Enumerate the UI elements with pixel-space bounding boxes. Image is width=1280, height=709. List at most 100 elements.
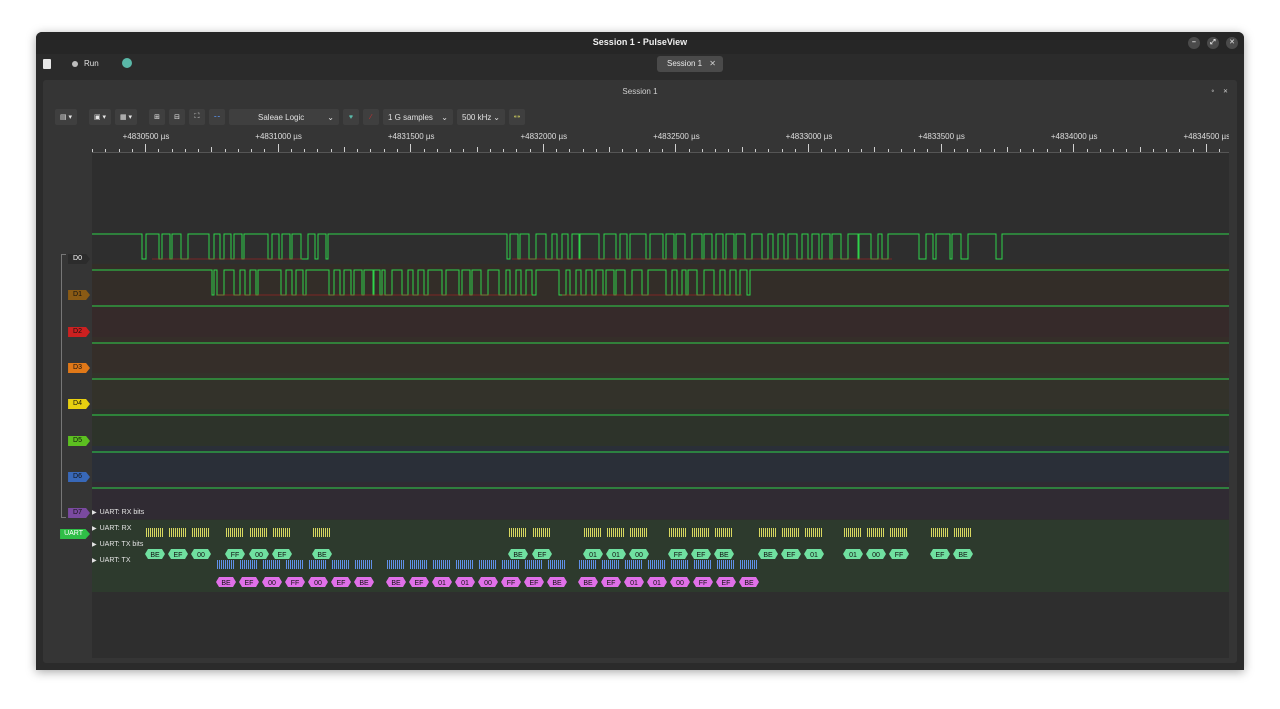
tx-byte-label: 00 — [314, 580, 322, 587]
rx-bit — [192, 528, 193, 537]
tx-bit — [564, 560, 565, 569]
tx-bit — [604, 560, 605, 569]
rx-bit — [854, 528, 855, 537]
uart-decoder-badge[interactable]: UART — [60, 529, 90, 539]
cursor-toggle-button[interactable]: ⁃⁃ — [209, 109, 225, 125]
tx-bit — [321, 560, 322, 569]
tx-byte-label: 00 — [484, 580, 492, 587]
samples-select[interactable]: 1 G samples ⌄ — [383, 109, 453, 125]
ruler-tick — [516, 149, 518, 152]
tab-close-icon[interactable]: ✕ — [709, 56, 716, 72]
tx-bit — [527, 560, 528, 569]
tx-bit — [483, 560, 484, 569]
rx-bit — [813, 528, 814, 537]
channel-label-d6[interactable]: D6 — [68, 472, 90, 482]
zoom-fit-button[interactable]: ⛶ — [189, 109, 205, 125]
rx-bit — [175, 528, 176, 537]
decoder-row-label[interactable]: ▶ UART: RX bits — [92, 509, 144, 516]
tx-bit — [418, 560, 419, 569]
rx-bit — [894, 528, 895, 537]
tx-bit — [269, 560, 270, 569]
tx-bit — [541, 560, 542, 569]
rx-bit — [285, 528, 286, 537]
minimize-button[interactable]: – — [1188, 37, 1200, 49]
tx-bit — [309, 560, 310, 569]
rx-bit — [784, 528, 785, 537]
ruler-tick — [463, 149, 465, 152]
rx-bit — [208, 528, 209, 537]
channel-label-d4[interactable]: D4 — [68, 399, 90, 409]
tx-bit — [464, 560, 465, 569]
sigrok-logo-icon[interactable] — [122, 58, 132, 68]
channel-label-d7[interactable]: D7 — [68, 508, 90, 518]
save-button[interactable]: ▣ ▾ — [89, 109, 111, 125]
rx-byte-label: 00 — [255, 552, 263, 559]
device-config-icon[interactable]: ♥ — [343, 109, 359, 125]
zoom-out-button[interactable]: ⊟ — [169, 109, 185, 125]
expand-arrow-icon: ▶ — [92, 526, 97, 532]
ruler-label: +4834500 µs — [1183, 132, 1229, 141]
tx-bit — [323, 560, 324, 569]
export-button[interactable]: ▦ ▾ — [115, 109, 137, 125]
tx-bit — [277, 560, 278, 569]
rx-bit — [681, 528, 682, 537]
rx-bit — [892, 528, 893, 537]
tx-bit — [466, 560, 467, 569]
tx-bit — [516, 560, 517, 569]
tx-bit — [292, 560, 293, 569]
decoder-row-label[interactable]: ▶ UART: TX — [92, 557, 131, 564]
channel-label-d3[interactable]: D3 — [68, 363, 90, 373]
tx-bit — [338, 560, 339, 569]
tx-bit — [606, 560, 607, 569]
decoder-row-label[interactable]: ▶ UART: RX — [92, 525, 131, 532]
ruler-label: +4834000 µs — [1050, 132, 1098, 141]
tx-bit — [271, 560, 272, 569]
channel-lane — [92, 337, 1229, 373]
trace-view[interactable]: +4830500 µs +4831000 µs +4831500 µs +483200… — [92, 130, 1229, 658]
run-button[interactable]: Run — [72, 59, 99, 68]
add-decoder-icon[interactable]: ⁌⁍ — [509, 109, 525, 125]
trace-area[interactable]: BE EF 00 FF 00 EF BE BE EF 01 01 00 FF EF BE BE EF 01 01 00… — [92, 153, 1229, 658]
rx-bit — [771, 528, 772, 537]
probe-config-icon[interactable]: ⁄ — [363, 109, 379, 125]
rx-byte-label: BE — [958, 552, 968, 559]
channel-label-d2[interactable]: D2 — [68, 327, 90, 337]
tx-bit — [420, 560, 421, 569]
tx-bit — [748, 560, 749, 569]
channel-label-d5[interactable]: D5 — [68, 436, 90, 446]
zoom-in-button[interactable]: ⊞ — [149, 109, 165, 125]
tx-bit — [704, 560, 705, 569]
tx-bit — [504, 560, 505, 569]
rx-bit — [852, 528, 853, 537]
close-button[interactable]: ✕ — [1226, 37, 1238, 49]
new-session-icon[interactable] — [43, 59, 51, 69]
channel-label-d1[interactable]: D1 — [68, 290, 90, 300]
tx-bit — [614, 560, 615, 569]
panel-controls[interactable]: ⚬ ✕ — [1210, 88, 1231, 95]
rx-bit — [279, 528, 280, 537]
rx-bit — [185, 528, 186, 537]
decoder-row-label[interactable]: ▶ UART: TX bits — [92, 541, 143, 548]
ruler-tick — [927, 149, 929, 152]
tx-bit — [242, 560, 243, 569]
samplerate-select[interactable]: 500 kHz ⌄ — [457, 109, 505, 125]
ruler-tick — [847, 149, 849, 152]
rx-byte-label: BE — [150, 552, 160, 559]
ruler-tick — [980, 149, 982, 152]
device-select[interactable]: Saleae Logic ⌄ — [229, 109, 339, 125]
rx-bit — [765, 528, 766, 537]
time-ruler[interactable]: +4830500 µs +4831000 µs +4831500 µs +483200… — [92, 130, 1229, 153]
maximize-button[interactable]: ⤢ — [1207, 37, 1219, 49]
rx-bit — [181, 528, 182, 537]
app-toolbar: Run Session 1 ✕ — [36, 54, 1244, 78]
tx-bit — [744, 560, 745, 569]
rx-bit — [694, 528, 695, 537]
open-file-button[interactable]: ▤ ▾ — [55, 109, 77, 125]
rx-bit — [594, 528, 595, 537]
rx-bit — [238, 528, 239, 537]
ruler-tick — [423, 149, 425, 152]
tx-bit — [342, 560, 343, 569]
channel-label-d0[interactable]: D0 — [68, 254, 90, 264]
rx-bit — [592, 528, 593, 537]
tab-session-1[interactable]: Session 1 ✕ — [657, 56, 723, 72]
========
▶ GIVEN PROBLEM:
Reproduce the listing above word for word, leaving out the pictures.

▶ RESULT:
Enumerate the UI elements with pixel-space bounding boxes. Image is width=1280, height=709. List at most 100 elements.
tx-byte-label: 00 — [314, 580, 322, 587]
rx-bit — [192, 528, 193, 537]
tx-bit — [564, 560, 565, 569]
tx-bit — [604, 560, 605, 569]
rx-bit — [854, 528, 855, 537]
uart-decoder-badge[interactable]: UART — [60, 529, 90, 539]
cursor-toggle-button[interactable]: ⁃⁃ — [209, 109, 225, 125]
tx-bit — [321, 560, 322, 569]
tx-byte-label: 00 — [484, 580, 492, 587]
samples-select[interactable]: 1 G samples ⌄ — [383, 109, 453, 125]
ruler-tick — [516, 149, 518, 152]
tab-close-icon[interactable]: ✕ — [709, 56, 716, 72]
tx-bit — [527, 560, 528, 569]
tx-bit — [483, 560, 484, 569]
rx-bit — [813, 528, 814, 537]
channel-label-d6[interactable]: D6 — [68, 472, 90, 482]
zoom-fit-button[interactable]: ⛶ — [189, 109, 205, 125]
rx-bit — [175, 528, 176, 537]
decoder-row-label[interactable]: ▶ UART: RX bits — [92, 509, 144, 516]
tx-bit — [418, 560, 419, 569]
rx-bit — [894, 528, 895, 537]
tx-bit — [269, 560, 270, 569]
tx-bit — [541, 560, 542, 569]
rx-bit — [285, 528, 286, 537]
minimize-button[interactable]: – — [1188, 37, 1200, 49]
tx-bit — [309, 560, 310, 569]
rx-bit — [784, 528, 785, 537]
ruler-tick — [463, 149, 465, 152]
rx-bit — [208, 528, 209, 537]
channel-label-d4[interactable]: D4 — [68, 399, 90, 409]
tx-bit — [464, 560, 465, 569]
sigrok-logo-icon[interactable] — [122, 58, 132, 68]
channel-label-d7[interactable]: D7 — [68, 508, 90, 518]
save-button[interactable]: ▣ ▾ — [89, 109, 111, 125]
rx-byte-label: 00 — [255, 552, 263, 559]
device-config-icon[interactable]: ♥ — [343, 109, 359, 125]
zoom-out-button[interactable]: ⊟ — [169, 109, 185, 125]
expand-arrow-icon: ▶ — [92, 526, 97, 532]
ruler-label: +4834500 µs — [1183, 132, 1229, 141]
tx-bit — [323, 560, 324, 569]
export-button[interactable]: ▦ ▾ — [115, 109, 137, 125]
tx-bit — [277, 560, 278, 569]
rx-bit — [681, 528, 682, 537]
rx-bit — [892, 528, 893, 537]
tx-bit — [466, 560, 467, 569]
tx-bit — [516, 560, 517, 569]
tx-bit — [292, 560, 293, 569]
decoder-row-label[interactable]: ▶ UART: TX — [92, 557, 131, 564]
channel-label-d3[interactable]: D3 — [68, 363, 90, 373]
tx-bit — [338, 560, 339, 569]
tx-bit — [606, 560, 607, 569]
decoder-row-label[interactable]: ▶ UART: RX — [92, 525, 131, 532]
ruler-label: +4834000 µs — [1050, 132, 1098, 141]
tx-bit — [271, 560, 272, 569]
channel-lane — [92, 337, 1229, 373]
trace-view[interactable]: +4830500 µs +4831000 µs +4831500 µs +483200… — [92, 130, 1229, 658]
run-button[interactable]: Run — [72, 59, 99, 68]
add-decoder-icon[interactable]: ⁌⁍ — [509, 109, 525, 125]
trace-area[interactable]: BE EF 00 FF 00 EF BE BE EF 01 01 00 FF EF BE BE EF 01 01 00… — [92, 153, 1229, 658]
rx-bit — [771, 528, 772, 537]
probe-config-icon[interactable]: ⁄ — [363, 109, 379, 125]
rx-byte-label: BE — [958, 552, 968, 559]
channel-label-d2[interactable]: D2 — [68, 327, 90, 337]
tx-bit — [420, 560, 421, 569]
tx-bit — [748, 560, 749, 569]
channel-label-d5[interactable]: D5 — [68, 436, 90, 446]
zoom-in-button[interactable]: ⊞ — [149, 109, 165, 125]
tx-bit — [704, 560, 705, 569]
tx-bit — [504, 560, 505, 569]
rx-bit — [852, 528, 853, 537]
close-button[interactable]: ✕ — [1226, 37, 1238, 49]
new-session-icon[interactable] — [43, 59, 51, 69]
channel-label-d1[interactable]: D1 — [68, 290, 90, 300]
tx-bit — [614, 560, 615, 569]
panel-controls[interactable]: ⚬ ✕ — [1210, 88, 1231, 95]
rx-bit — [279, 528, 280, 537]
rx-bit — [185, 528, 186, 537]
decoder-row-label[interactable]: ▶ UART: TX bits — [92, 541, 143, 548]
ruler-tick — [927, 149, 929, 152]
tx-bit — [242, 560, 243, 569]
samplerate-select[interactable]: 500 kHz ⌄ — [457, 109, 505, 125]
ruler-tick — [847, 149, 849, 152]
rx-byte-label: BE — [150, 552, 160, 559]
ruler-tick — [980, 149, 982, 152]
device-select[interactable]: Saleae Logic ⌄ — [229, 109, 339, 125]
rx-bit — [765, 528, 766, 537]
time-ruler[interactable]: +4830500 µs +4831000 µs +4831500 µs +483200… — [92, 130, 1229, 153]
maximize-button[interactable]: ⤢ — [1207, 37, 1219, 49]
rx-bit — [181, 528, 182, 537]
app-toolbar: Run Session 1 ✕ — [36, 54, 1244, 78]
tx-bit — [744, 560, 745, 569]
rx-bit — [694, 528, 695, 537]
open-file-button[interactable]: ▤ ▾ — [55, 109, 77, 125]
rx-bit — [594, 528, 595, 537]
rx-bit — [238, 528, 239, 537]
ruler-tick — [423, 149, 425, 152]
tx-bit — [342, 560, 343, 569]
channel-label-d0[interactable]: D0 — [68, 254, 90, 264]
rx-bit — [592, 528, 593, 537]
tab-session-1[interactable]: Session 1 ✕ — [657, 56, 723, 72]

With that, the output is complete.